─── Dataset entries ───

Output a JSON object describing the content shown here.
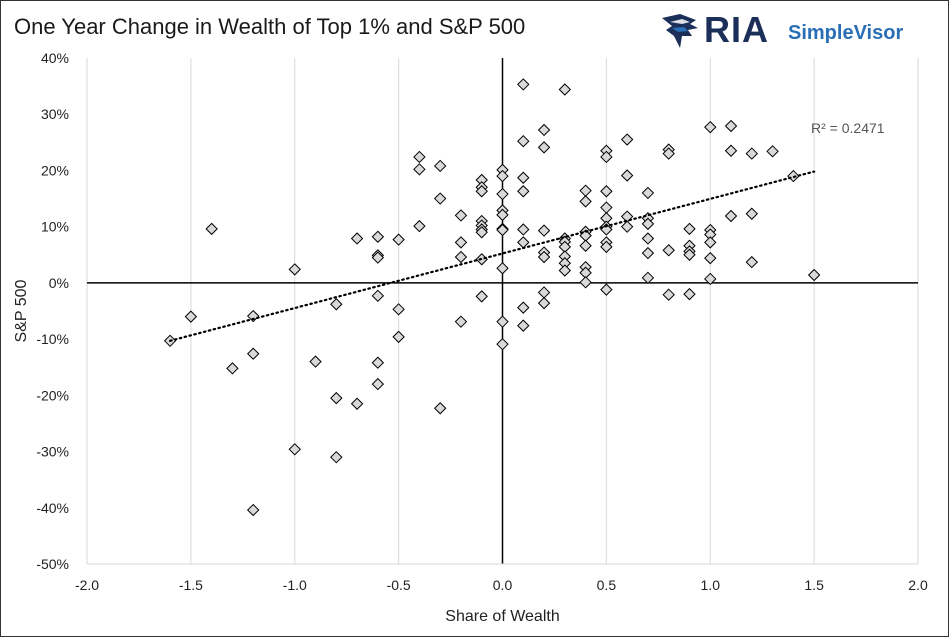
{
  "header": {
    "title": "One Year Change in Wealth of Top 1% and S&P 500"
  },
  "logo": {
    "brand": "RIA",
    "product": "SimpleVisor",
    "mark_icon": "eagle-icon",
    "colors": {
      "brand": "#1b2f58",
      "product": "#2a6fb5"
    }
  },
  "chart_data": {
    "type": "scatter",
    "title": "One Year Change in Wealth of Top 1% and S&P 500",
    "xlabel": "Share of Wealth",
    "ylabel": "S&P 500",
    "xlim": [
      -2.0,
      2.0
    ],
    "ylim": [
      -50,
      40
    ],
    "x_ticks": [
      -2.0,
      -1.5,
      -1.0,
      -0.5,
      0.0,
      0.5,
      1.0,
      1.5,
      2.0
    ],
    "x_tick_labels": [
      "-2.0",
      "-1.5",
      "-1.0",
      "-0.5",
      "0.0",
      "0.5",
      "1.0",
      "1.5",
      "2.0"
    ],
    "y_ticks": [
      40,
      30,
      20,
      10,
      0,
      -10,
      -20,
      -30,
      -40,
      -50
    ],
    "y_tick_labels": [
      "40%",
      "30%",
      "20%",
      "10%",
      "0%",
      "-10%",
      "-20%",
      "-30%",
      "-40%",
      "-50%"
    ],
    "grid": "vertical",
    "marker": "diamond",
    "marker_color": "#d9d9d9",
    "trendline": {
      "type": "linear",
      "style": "dotted",
      "r2_label": "R² = 0.2471",
      "x_range": [
        -1.6,
        1.5
      ],
      "y_at_start": -10.3,
      "y_at_end": 19.8
    },
    "points": [
      [
        -1.6,
        -10.3
      ],
      [
        -1.5,
        -6.0
      ],
      [
        -1.4,
        9.6
      ],
      [
        -1.3,
        -15.2
      ],
      [
        -1.2,
        -5.9
      ],
      [
        -1.2,
        -12.6
      ],
      [
        -1.2,
        -40.4
      ],
      [
        -1.0,
        2.4
      ],
      [
        -1.0,
        -29.6
      ],
      [
        -0.9,
        -14.0
      ],
      [
        -0.8,
        -3.8
      ],
      [
        -0.8,
        -20.5
      ],
      [
        -0.8,
        -31.0
      ],
      [
        -0.7,
        7.9
      ],
      [
        -0.7,
        -21.5
      ],
      [
        -0.6,
        8.2
      ],
      [
        -0.6,
        4.9
      ],
      [
        -0.6,
        4.5
      ],
      [
        -0.6,
        -2.3
      ],
      [
        -0.6,
        -14.2
      ],
      [
        -0.6,
        -18.0
      ],
      [
        -0.5,
        7.7
      ],
      [
        -0.5,
        -4.7
      ],
      [
        -0.5,
        -9.6
      ],
      [
        -0.4,
        22.4
      ],
      [
        -0.4,
        20.2
      ],
      [
        -0.4,
        10.1
      ],
      [
        -0.3,
        20.8
      ],
      [
        -0.3,
        15.0
      ],
      [
        -0.3,
        -22.3
      ],
      [
        -0.2,
        12.0
      ],
      [
        -0.2,
        7.2
      ],
      [
        -0.2,
        4.6
      ],
      [
        -0.2,
        -6.9
      ],
      [
        -0.1,
        18.3
      ],
      [
        -0.1,
        17.0
      ],
      [
        -0.1,
        16.3
      ],
      [
        -0.1,
        11.0
      ],
      [
        -0.1,
        10.2
      ],
      [
        -0.1,
        9.5
      ],
      [
        -0.1,
        9.0
      ],
      [
        -0.1,
        4.2
      ],
      [
        -0.1,
        -2.4
      ],
      [
        0.0,
        20.1
      ],
      [
        0.0,
        19.0
      ],
      [
        0.0,
        15.8
      ],
      [
        0.0,
        12.9
      ],
      [
        0.0,
        12.1
      ],
      [
        0.0,
        9.6
      ],
      [
        0.0,
        9.4
      ],
      [
        0.0,
        2.6
      ],
      [
        0.0,
        -6.9
      ],
      [
        0.0,
        -10.9
      ],
      [
        0.1,
        35.3
      ],
      [
        0.1,
        25.2
      ],
      [
        0.1,
        18.7
      ],
      [
        0.1,
        16.3
      ],
      [
        0.1,
        9.5
      ],
      [
        0.1,
        7.2
      ],
      [
        0.1,
        -4.4
      ],
      [
        0.1,
        -7.6
      ],
      [
        0.2,
        27.2
      ],
      [
        0.2,
        24.1
      ],
      [
        0.2,
        9.3
      ],
      [
        0.2,
        5.4
      ],
      [
        0.2,
        4.6
      ],
      [
        0.2,
        -1.7
      ],
      [
        0.2,
        -3.6
      ],
      [
        0.3,
        34.4
      ],
      [
        0.3,
        7.9
      ],
      [
        0.3,
        7.3
      ],
      [
        0.3,
        6.4
      ],
      [
        0.3,
        4.7
      ],
      [
        0.3,
        3.5
      ],
      [
        0.3,
        2.2
      ],
      [
        0.4,
        16.4
      ],
      [
        0.4,
        14.5
      ],
      [
        0.4,
        9.1
      ],
      [
        0.4,
        8.4
      ],
      [
        0.4,
        6.6
      ],
      [
        0.4,
        2.8
      ],
      [
        0.4,
        1.8
      ],
      [
        0.4,
        0.1
      ],
      [
        0.5,
        23.5
      ],
      [
        0.5,
        22.4
      ],
      [
        0.5,
        16.3
      ],
      [
        0.5,
        13.4
      ],
      [
        0.5,
        11.5
      ],
      [
        0.5,
        10.0
      ],
      [
        0.5,
        9.5
      ],
      [
        0.5,
        7.2
      ],
      [
        0.5,
        6.4
      ],
      [
        0.5,
        -1.2
      ],
      [
        0.6,
        25.5
      ],
      [
        0.6,
        19.1
      ],
      [
        0.6,
        11.8
      ],
      [
        0.6,
        10.0
      ],
      [
        0.7,
        16.0
      ],
      [
        0.7,
        11.5
      ],
      [
        0.7,
        10.5
      ],
      [
        0.7,
        7.9
      ],
      [
        0.7,
        5.3
      ],
      [
        0.7,
        0.9
      ],
      [
        0.8,
        23.7
      ],
      [
        0.8,
        23.0
      ],
      [
        0.8,
        5.8
      ],
      [
        0.8,
        -2.1
      ],
      [
        0.9,
        9.6
      ],
      [
        0.9,
        6.6
      ],
      [
        0.9,
        5.6
      ],
      [
        0.9,
        5.0
      ],
      [
        0.9,
        -2.0
      ],
      [
        1.0,
        27.7
      ],
      [
        1.0,
        9.4
      ],
      [
        1.0,
        8.6
      ],
      [
        1.0,
        7.2
      ],
      [
        1.0,
        4.4
      ],
      [
        1.0,
        0.7
      ],
      [
        1.1,
        27.9
      ],
      [
        1.1,
        23.5
      ],
      [
        1.1,
        11.9
      ],
      [
        1.2,
        23.0
      ],
      [
        1.2,
        12.3
      ],
      [
        1.2,
        3.7
      ],
      [
        1.3,
        23.4
      ],
      [
        1.4,
        19.0
      ],
      [
        1.5,
        1.4
      ]
    ]
  }
}
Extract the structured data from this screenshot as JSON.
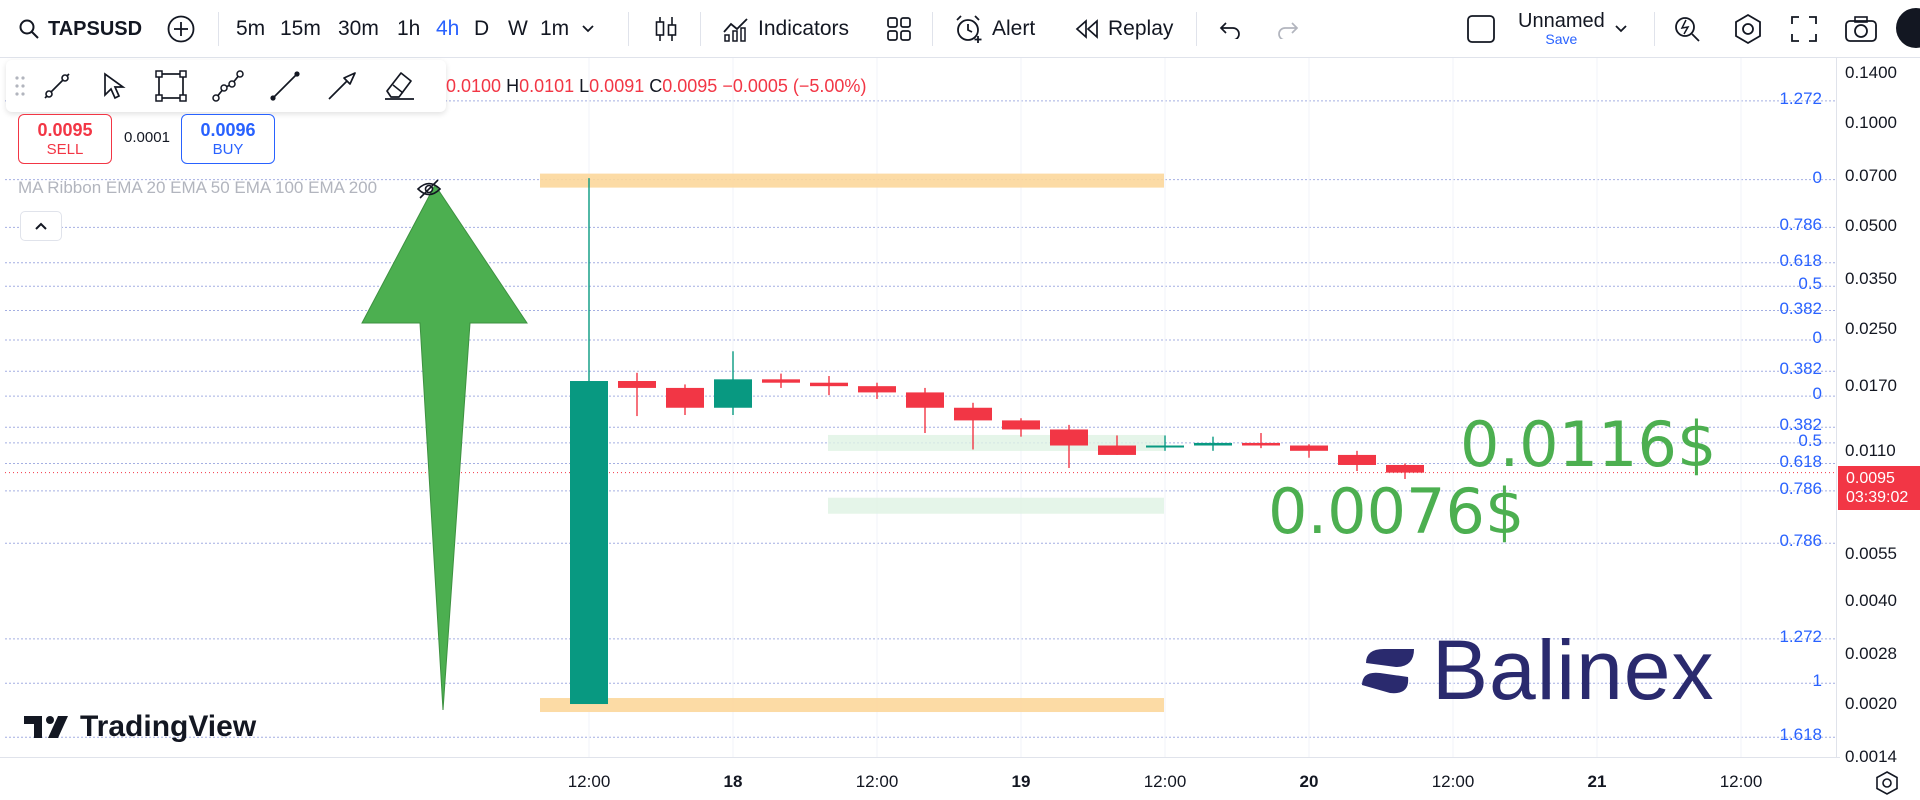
{
  "header": {
    "symbol": "TAPSUSD",
    "timeframes": [
      "5m",
      "15m",
      "30m",
      "1h",
      "4h",
      "D",
      "W",
      "1m"
    ],
    "active_timeframe": "4h",
    "indicators_label": "Indicators",
    "alert_label": "Alert",
    "replay_label": "Replay",
    "layout_name": "Unnamed",
    "save_label": "Save"
  },
  "legend": {
    "open_key": "O",
    "open": "0.0100",
    "high_key": "H",
    "high": "0.0101",
    "low_key": "L",
    "low": "0.0091",
    "close_key": "C",
    "close": "0.0095",
    "change": "−0.0005 (−5.00%)"
  },
  "trade": {
    "sell_price": "0.0095",
    "sell_label": "SELL",
    "spread": "0.0001",
    "buy_price": "0.0096",
    "buy_label": "BUY"
  },
  "indicator": {
    "label": "MA Ribbon EMA 20 EMA 50 EMA 100 EMA 200"
  },
  "annotations": {
    "upper_price": "0.0116$",
    "lower_price": "0.0076$"
  },
  "branding": {
    "tradingview": "TradingView",
    "balinex": "Balinex"
  },
  "price_axis": {
    "ticks": [
      "0.1400",
      "0.1000",
      "0.0700",
      "0.0500",
      "0.0350",
      "0.0250",
      "0.0170",
      "0.0110",
      "0.0055",
      "0.0040",
      "0.0028",
      "0.0020",
      "0.0014"
    ],
    "last_price": "0.0095",
    "countdown": "03:39:02"
  },
  "fib_levels": [
    {
      "label": "1.272",
      "price": 0.116
    },
    {
      "label": "0",
      "price": 0.0683
    },
    {
      "label": "0.786",
      "price": 0.0495
    },
    {
      "label": "0.618",
      "price": 0.039
    },
    {
      "label": "0.5",
      "price": 0.0333
    },
    {
      "label": "0.382",
      "price": 0.0283
    },
    {
      "label": "0",
      "price": 0.0232
    },
    {
      "label": "0.382",
      "price": 0.0188
    },
    {
      "label": "0",
      "price": 0.0159
    },
    {
      "label": "0.382",
      "price": 0.0129
    },
    {
      "label": "0.5",
      "price": 0.0116
    },
    {
      "label": "0.618",
      "price": 0.0101
    },
    {
      "label": "0.786",
      "price": 0.0084
    },
    {
      "label": "0.786",
      "price": 0.0059
    },
    {
      "label": "1.272",
      "price": 0.0031
    },
    {
      "label": "1",
      "price": 0.0023
    },
    {
      "label": "1.618",
      "price": 0.0016
    }
  ],
  "colors": {
    "up": "#089981",
    "down": "#f23645",
    "fib": "#2962ff",
    "zone": "#fcd79b",
    "arrow": "#4caf50",
    "accent": "#2962ff"
  },
  "chart_data": {
    "type": "candlestick",
    "title": "TAPSUSD",
    "x": [
      "17 12:00",
      "17 16:00",
      "17 20:00",
      "18 00:00",
      "18 04:00",
      "18 08:00",
      "18 12:00",
      "18 16:00",
      "18 20:00",
      "19 00:00",
      "19 04:00",
      "19 08:00",
      "19 12:00",
      "19 16:00",
      "19 20:00",
      "20 00:00",
      "20 04:00",
      "20 08:00"
    ],
    "open": [
      0.002,
      0.0176,
      0.0168,
      0.0147,
      0.0178,
      0.0174,
      0.017,
      0.0163,
      0.0147,
      0.0135,
      0.0127,
      0.0114,
      0.0114,
      0.0114,
      0.0116,
      0.0114,
      0.0107,
      0.01
    ],
    "high": [
      0.069,
      0.0186,
      0.0172,
      0.0215,
      0.0185,
      0.0182,
      0.0174,
      0.0168,
      0.0152,
      0.0137,
      0.0131,
      0.0122,
      0.0122,
      0.0121,
      0.0124,
      0.0115,
      0.011,
      0.0101
    ],
    "low": [
      0.002,
      0.0139,
      0.014,
      0.014,
      0.0168,
      0.016,
      0.0156,
      0.0124,
      0.0111,
      0.0121,
      0.0098,
      0.0107,
      0.011,
      0.011,
      0.0112,
      0.0105,
      0.0096,
      0.0091
    ],
    "close": [
      0.0176,
      0.0168,
      0.0147,
      0.0178,
      0.0174,
      0.017,
      0.0163,
      0.0147,
      0.0135,
      0.0127,
      0.0114,
      0.0107,
      0.0114,
      0.0116,
      0.0114,
      0.011,
      0.01,
      0.0095
    ],
    "x_tick_labels": [
      "12:00",
      "18",
      "12:00",
      "19",
      "12:00",
      "20",
      "12:00",
      "21",
      "12:00"
    ],
    "y_scale": "log",
    "y_ticks": [
      0.14,
      0.1,
      0.07,
      0.05,
      0.035,
      0.025,
      0.017,
      0.011,
      0.0055,
      0.004,
      0.0028,
      0.002,
      0.0014
    ],
    "last_price": 0.0095,
    "grid": true
  }
}
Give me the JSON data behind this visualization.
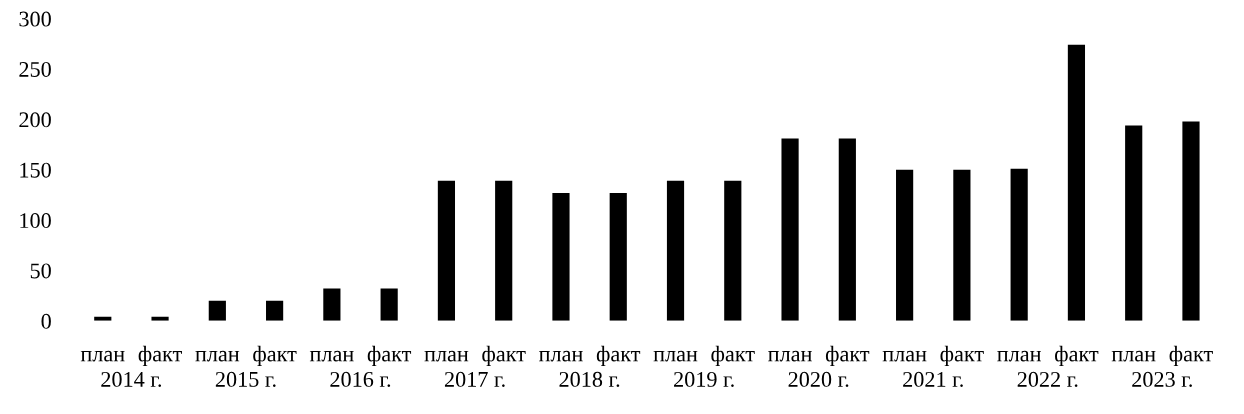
{
  "chart_data": {
    "type": "bar",
    "categories": [
      "план",
      "факт",
      "план",
      "факт",
      "план",
      "факт",
      "план",
      "факт",
      "план",
      "факт",
      "план",
      "факт",
      "план",
      "факт",
      "план",
      "факт",
      "план",
      "факт",
      "план",
      "факт"
    ],
    "values": [
      4,
      4,
      20,
      20,
      32,
      32,
      139,
      139,
      127,
      127,
      139,
      139,
      181,
      181,
      150,
      150,
      151,
      274,
      194,
      198
    ],
    "color": "#000000",
    "ylim": [
      0,
      300
    ],
    "yticks": [
      0,
      50,
      100,
      150,
      200,
      250,
      300
    ],
    "annotations": [
      "2014 г.",
      "2015 г.",
      "2016 г.",
      "2017 г.",
      "2018 г.",
      "2019 г.",
      "2020 г.",
      "2021 г.",
      "2022 г.",
      "2023 г."
    ]
  }
}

───

Instruction: Gather up, from the records above, each line where the word "product" appears.

Complete answer:
    "product": "SimpleVisor",
      "product": "#2a6fb5"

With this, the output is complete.